Write out each line of the records that has "varav" in it.

START Entries shown

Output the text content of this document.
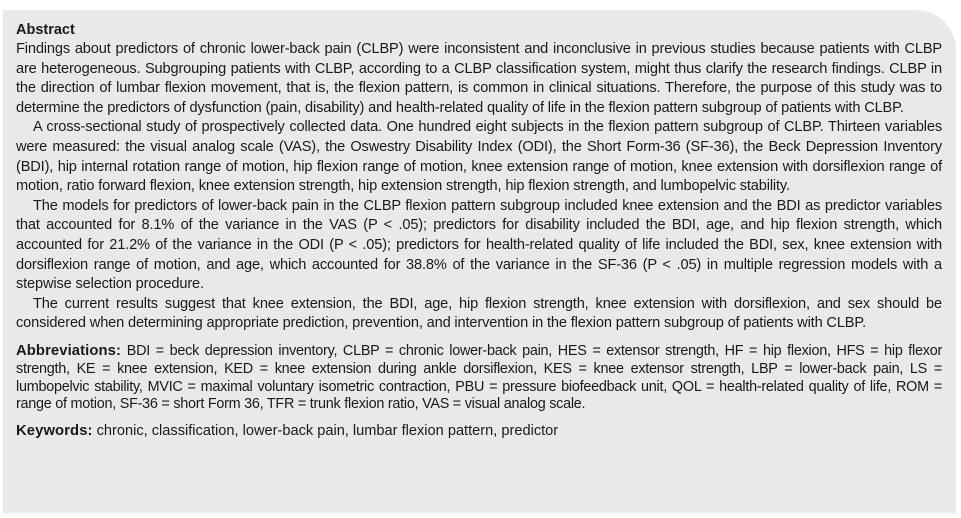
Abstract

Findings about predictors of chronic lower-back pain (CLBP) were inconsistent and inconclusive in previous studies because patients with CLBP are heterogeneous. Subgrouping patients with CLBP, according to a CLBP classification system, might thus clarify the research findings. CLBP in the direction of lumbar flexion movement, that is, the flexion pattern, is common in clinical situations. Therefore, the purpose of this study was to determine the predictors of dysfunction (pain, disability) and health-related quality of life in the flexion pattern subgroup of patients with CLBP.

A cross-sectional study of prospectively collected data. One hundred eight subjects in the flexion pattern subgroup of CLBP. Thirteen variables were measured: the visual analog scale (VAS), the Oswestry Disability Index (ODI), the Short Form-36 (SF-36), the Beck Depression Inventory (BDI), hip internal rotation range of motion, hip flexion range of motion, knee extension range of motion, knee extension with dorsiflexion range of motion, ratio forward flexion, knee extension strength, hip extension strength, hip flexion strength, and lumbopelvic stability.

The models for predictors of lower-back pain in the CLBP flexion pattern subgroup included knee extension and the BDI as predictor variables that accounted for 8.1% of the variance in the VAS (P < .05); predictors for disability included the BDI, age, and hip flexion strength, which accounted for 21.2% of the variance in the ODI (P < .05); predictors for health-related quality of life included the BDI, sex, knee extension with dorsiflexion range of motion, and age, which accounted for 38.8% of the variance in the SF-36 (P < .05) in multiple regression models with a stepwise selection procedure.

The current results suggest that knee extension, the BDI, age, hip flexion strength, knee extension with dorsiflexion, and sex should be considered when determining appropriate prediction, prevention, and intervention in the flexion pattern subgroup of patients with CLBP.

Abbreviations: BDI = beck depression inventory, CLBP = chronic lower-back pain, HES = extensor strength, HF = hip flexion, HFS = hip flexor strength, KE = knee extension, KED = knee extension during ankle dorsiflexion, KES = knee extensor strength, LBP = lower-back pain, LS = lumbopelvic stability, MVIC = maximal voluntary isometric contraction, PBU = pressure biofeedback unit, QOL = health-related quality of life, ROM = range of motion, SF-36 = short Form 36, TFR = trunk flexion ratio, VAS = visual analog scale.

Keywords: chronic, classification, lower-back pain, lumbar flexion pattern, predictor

END Entries shown
START Entries shown

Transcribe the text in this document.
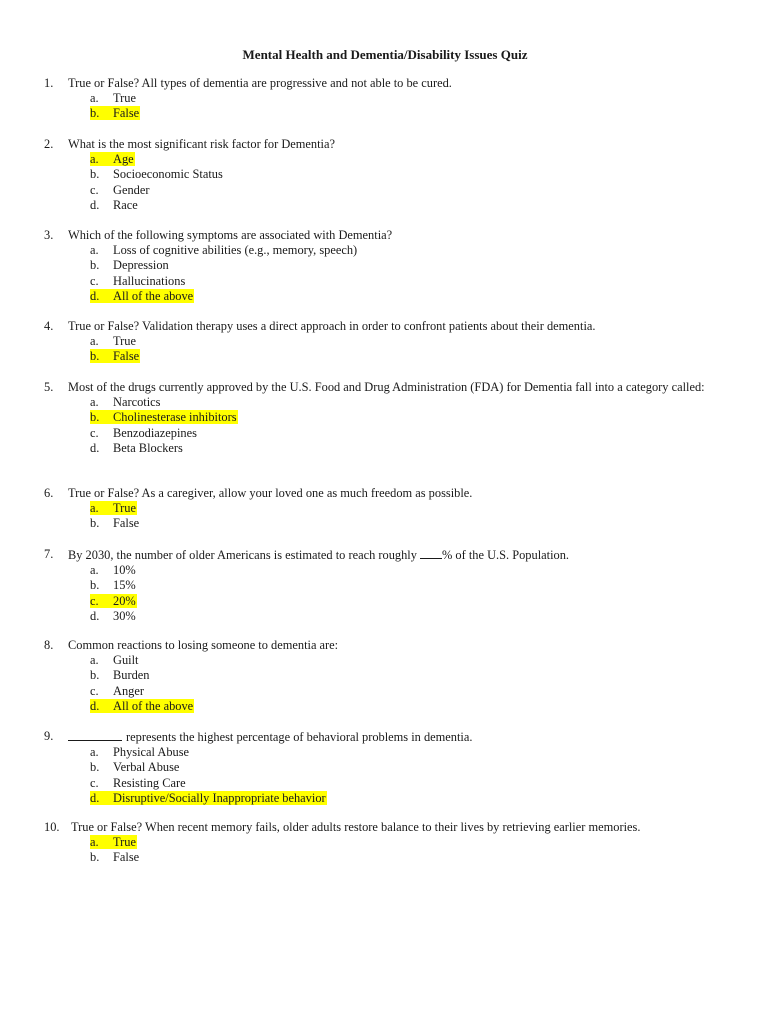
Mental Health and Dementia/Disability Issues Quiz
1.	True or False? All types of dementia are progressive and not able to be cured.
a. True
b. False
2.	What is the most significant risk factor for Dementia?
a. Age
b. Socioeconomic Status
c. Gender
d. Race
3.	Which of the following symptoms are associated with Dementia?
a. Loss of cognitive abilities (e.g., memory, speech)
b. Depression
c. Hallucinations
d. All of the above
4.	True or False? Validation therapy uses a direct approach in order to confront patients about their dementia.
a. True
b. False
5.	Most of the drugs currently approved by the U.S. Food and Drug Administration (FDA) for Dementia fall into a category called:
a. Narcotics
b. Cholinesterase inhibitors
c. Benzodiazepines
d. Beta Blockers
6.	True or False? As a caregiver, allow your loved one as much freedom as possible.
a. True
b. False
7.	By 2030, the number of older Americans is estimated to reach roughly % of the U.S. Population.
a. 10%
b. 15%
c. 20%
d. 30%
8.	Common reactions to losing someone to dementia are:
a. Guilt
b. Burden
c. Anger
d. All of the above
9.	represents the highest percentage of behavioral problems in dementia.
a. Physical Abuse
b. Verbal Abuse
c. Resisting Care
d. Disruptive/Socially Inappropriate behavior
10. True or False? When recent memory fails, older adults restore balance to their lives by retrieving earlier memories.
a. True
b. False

END Entries shown
START Entries shown

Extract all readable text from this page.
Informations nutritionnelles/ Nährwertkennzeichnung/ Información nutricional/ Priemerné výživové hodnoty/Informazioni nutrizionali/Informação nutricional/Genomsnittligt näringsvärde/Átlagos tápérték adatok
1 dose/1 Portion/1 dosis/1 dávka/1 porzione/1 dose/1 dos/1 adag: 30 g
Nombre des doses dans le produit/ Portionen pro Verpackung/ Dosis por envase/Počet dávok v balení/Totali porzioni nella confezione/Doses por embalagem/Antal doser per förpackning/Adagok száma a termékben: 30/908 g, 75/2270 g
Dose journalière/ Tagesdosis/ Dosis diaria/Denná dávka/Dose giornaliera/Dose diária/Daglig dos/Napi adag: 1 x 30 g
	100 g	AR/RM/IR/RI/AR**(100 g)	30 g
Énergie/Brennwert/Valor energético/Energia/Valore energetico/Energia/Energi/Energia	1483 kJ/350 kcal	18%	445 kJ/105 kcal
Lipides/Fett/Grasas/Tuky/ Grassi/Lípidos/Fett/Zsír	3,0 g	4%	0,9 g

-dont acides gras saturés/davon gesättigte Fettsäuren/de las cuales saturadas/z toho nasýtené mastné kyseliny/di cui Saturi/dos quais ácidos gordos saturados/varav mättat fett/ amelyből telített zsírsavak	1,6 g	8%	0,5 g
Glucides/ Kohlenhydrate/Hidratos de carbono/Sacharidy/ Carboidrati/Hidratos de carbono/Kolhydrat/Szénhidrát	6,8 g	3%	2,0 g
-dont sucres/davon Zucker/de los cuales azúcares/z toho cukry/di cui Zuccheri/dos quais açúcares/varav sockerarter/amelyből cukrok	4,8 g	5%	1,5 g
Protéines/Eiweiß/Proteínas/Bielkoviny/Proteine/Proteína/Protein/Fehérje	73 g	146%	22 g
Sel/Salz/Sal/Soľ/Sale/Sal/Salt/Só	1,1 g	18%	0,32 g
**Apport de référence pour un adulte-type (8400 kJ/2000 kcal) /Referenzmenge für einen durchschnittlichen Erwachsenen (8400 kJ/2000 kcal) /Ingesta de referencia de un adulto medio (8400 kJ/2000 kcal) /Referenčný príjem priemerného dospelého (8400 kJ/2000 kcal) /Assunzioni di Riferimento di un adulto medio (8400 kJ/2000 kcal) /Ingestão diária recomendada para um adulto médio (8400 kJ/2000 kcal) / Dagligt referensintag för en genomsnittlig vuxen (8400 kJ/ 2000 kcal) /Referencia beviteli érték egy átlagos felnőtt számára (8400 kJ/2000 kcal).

END Entries shown

Result below »
-dont acides gras saturés/davon gesättigte Fettsäuren/de las cuales saturadas/z toho nasýtené mastné kyseliny/di cui Saturi/dos quais ácidos gordos saturados/varav mättat fett/ amelyből telített zsírsavak	1,6 g	8%	0,5 g
-dont sucres/davon Zucker/de los cuales azúcares/z toho cukry/di cui Zuccheri/dos quais açúcares/varav sockerarter/amelyből cukrok	4,8 g	5%	1,5 g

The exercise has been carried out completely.